*STATED TASK*
Using the entries that follow, collect the lines where the word "bird" appears.

*Dataset entries*
++++++++++++++++++++
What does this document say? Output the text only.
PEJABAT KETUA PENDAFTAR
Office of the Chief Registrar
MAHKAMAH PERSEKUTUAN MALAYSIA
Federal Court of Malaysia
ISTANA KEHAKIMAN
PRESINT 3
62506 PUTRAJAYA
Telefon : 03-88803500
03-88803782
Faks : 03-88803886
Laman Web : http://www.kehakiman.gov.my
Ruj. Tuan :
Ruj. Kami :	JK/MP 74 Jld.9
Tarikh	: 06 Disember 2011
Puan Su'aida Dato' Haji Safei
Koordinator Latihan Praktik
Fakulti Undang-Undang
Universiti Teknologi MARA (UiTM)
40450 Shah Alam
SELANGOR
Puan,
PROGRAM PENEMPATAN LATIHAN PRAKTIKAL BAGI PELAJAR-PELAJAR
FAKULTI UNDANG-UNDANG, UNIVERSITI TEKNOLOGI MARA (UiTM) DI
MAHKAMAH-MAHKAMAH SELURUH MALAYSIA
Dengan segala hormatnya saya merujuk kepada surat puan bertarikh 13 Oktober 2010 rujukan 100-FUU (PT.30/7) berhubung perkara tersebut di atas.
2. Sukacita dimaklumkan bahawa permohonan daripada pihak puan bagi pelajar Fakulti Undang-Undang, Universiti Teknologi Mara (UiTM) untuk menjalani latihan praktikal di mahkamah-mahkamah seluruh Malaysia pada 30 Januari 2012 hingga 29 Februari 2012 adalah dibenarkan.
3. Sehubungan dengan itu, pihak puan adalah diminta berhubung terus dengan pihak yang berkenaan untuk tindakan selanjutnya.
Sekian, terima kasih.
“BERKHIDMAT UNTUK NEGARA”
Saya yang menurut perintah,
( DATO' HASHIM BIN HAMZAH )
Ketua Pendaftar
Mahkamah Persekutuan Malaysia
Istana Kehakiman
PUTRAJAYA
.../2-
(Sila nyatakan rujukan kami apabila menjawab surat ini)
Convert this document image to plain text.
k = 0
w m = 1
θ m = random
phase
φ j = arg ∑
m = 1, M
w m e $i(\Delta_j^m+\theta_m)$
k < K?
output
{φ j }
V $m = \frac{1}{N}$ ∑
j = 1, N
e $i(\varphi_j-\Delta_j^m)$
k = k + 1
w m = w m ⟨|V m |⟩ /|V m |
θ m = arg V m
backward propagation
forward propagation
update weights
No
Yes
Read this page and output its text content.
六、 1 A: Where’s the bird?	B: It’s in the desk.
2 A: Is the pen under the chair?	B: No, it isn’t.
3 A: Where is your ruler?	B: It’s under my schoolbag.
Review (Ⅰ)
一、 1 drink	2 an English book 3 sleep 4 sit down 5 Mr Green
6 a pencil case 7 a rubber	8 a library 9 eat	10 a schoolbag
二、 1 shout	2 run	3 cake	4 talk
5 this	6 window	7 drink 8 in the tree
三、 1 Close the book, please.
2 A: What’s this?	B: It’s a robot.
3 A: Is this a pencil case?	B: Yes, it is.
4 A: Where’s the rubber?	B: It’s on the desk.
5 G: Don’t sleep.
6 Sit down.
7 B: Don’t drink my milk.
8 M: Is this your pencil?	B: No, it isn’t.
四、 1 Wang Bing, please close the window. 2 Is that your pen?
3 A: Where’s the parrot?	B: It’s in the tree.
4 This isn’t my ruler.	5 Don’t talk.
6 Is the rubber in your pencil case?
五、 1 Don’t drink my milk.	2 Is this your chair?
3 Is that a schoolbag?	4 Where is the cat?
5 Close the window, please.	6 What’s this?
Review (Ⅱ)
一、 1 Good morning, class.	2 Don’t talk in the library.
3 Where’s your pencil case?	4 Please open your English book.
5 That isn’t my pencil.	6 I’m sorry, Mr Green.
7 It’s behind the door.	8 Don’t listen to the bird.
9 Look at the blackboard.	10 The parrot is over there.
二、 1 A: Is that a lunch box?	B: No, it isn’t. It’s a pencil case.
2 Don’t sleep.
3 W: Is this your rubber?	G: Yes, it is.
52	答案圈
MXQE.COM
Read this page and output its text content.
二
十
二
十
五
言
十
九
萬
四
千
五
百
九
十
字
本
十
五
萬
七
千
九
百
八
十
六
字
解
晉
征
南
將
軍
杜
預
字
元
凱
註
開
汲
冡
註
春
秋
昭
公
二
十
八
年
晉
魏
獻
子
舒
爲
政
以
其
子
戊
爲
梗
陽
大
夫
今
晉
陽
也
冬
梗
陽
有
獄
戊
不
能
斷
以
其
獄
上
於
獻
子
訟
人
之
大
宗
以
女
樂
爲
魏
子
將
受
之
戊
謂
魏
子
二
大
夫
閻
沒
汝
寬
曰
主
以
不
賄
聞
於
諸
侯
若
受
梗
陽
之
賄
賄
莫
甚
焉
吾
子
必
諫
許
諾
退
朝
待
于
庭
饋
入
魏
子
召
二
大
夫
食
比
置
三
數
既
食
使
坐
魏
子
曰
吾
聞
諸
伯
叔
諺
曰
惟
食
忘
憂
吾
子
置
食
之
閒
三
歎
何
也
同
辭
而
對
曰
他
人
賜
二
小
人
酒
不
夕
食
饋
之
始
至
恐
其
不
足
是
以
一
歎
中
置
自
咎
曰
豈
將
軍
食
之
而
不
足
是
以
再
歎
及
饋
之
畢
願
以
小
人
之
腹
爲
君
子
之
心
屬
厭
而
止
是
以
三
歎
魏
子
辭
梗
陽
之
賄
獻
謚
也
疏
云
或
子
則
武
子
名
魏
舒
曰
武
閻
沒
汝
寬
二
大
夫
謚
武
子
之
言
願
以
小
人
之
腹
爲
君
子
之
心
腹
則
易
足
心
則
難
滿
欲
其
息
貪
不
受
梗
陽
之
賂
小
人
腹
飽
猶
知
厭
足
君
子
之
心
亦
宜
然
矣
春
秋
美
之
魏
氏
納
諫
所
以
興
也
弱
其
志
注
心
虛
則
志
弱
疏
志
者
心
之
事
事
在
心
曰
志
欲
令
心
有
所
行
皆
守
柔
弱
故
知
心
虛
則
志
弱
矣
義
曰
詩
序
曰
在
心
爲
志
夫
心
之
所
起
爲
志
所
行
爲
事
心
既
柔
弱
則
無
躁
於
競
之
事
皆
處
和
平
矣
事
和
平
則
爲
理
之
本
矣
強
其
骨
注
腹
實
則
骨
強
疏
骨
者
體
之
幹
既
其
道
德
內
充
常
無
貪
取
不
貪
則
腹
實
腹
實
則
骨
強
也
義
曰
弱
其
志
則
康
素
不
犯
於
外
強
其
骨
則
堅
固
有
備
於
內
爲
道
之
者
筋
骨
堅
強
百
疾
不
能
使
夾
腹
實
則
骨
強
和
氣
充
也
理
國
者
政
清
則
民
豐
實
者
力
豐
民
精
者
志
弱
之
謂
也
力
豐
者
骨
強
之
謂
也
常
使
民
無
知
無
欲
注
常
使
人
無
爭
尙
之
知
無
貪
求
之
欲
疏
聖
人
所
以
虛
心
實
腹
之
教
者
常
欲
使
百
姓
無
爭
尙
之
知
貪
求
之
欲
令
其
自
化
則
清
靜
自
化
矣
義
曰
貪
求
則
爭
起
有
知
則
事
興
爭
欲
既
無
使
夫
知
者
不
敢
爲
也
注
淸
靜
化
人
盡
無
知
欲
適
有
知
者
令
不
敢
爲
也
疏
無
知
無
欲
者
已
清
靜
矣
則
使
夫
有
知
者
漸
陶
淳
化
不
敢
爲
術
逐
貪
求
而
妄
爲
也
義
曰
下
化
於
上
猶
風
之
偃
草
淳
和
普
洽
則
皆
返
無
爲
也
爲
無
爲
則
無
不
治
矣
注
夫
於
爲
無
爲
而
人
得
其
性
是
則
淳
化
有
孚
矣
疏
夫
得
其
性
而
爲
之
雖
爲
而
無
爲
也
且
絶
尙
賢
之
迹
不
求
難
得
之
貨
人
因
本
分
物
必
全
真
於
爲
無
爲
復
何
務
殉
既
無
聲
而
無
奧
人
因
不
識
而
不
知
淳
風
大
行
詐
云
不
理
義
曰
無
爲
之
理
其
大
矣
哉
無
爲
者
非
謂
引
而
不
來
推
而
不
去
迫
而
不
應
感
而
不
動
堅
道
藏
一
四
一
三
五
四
++++++++++++++++++++
*THE RESULT*
六、 1 A: Where’s the bird?	B: It’s in the desk.
7 It’s behind the door.	8 Don’t listen to the bird.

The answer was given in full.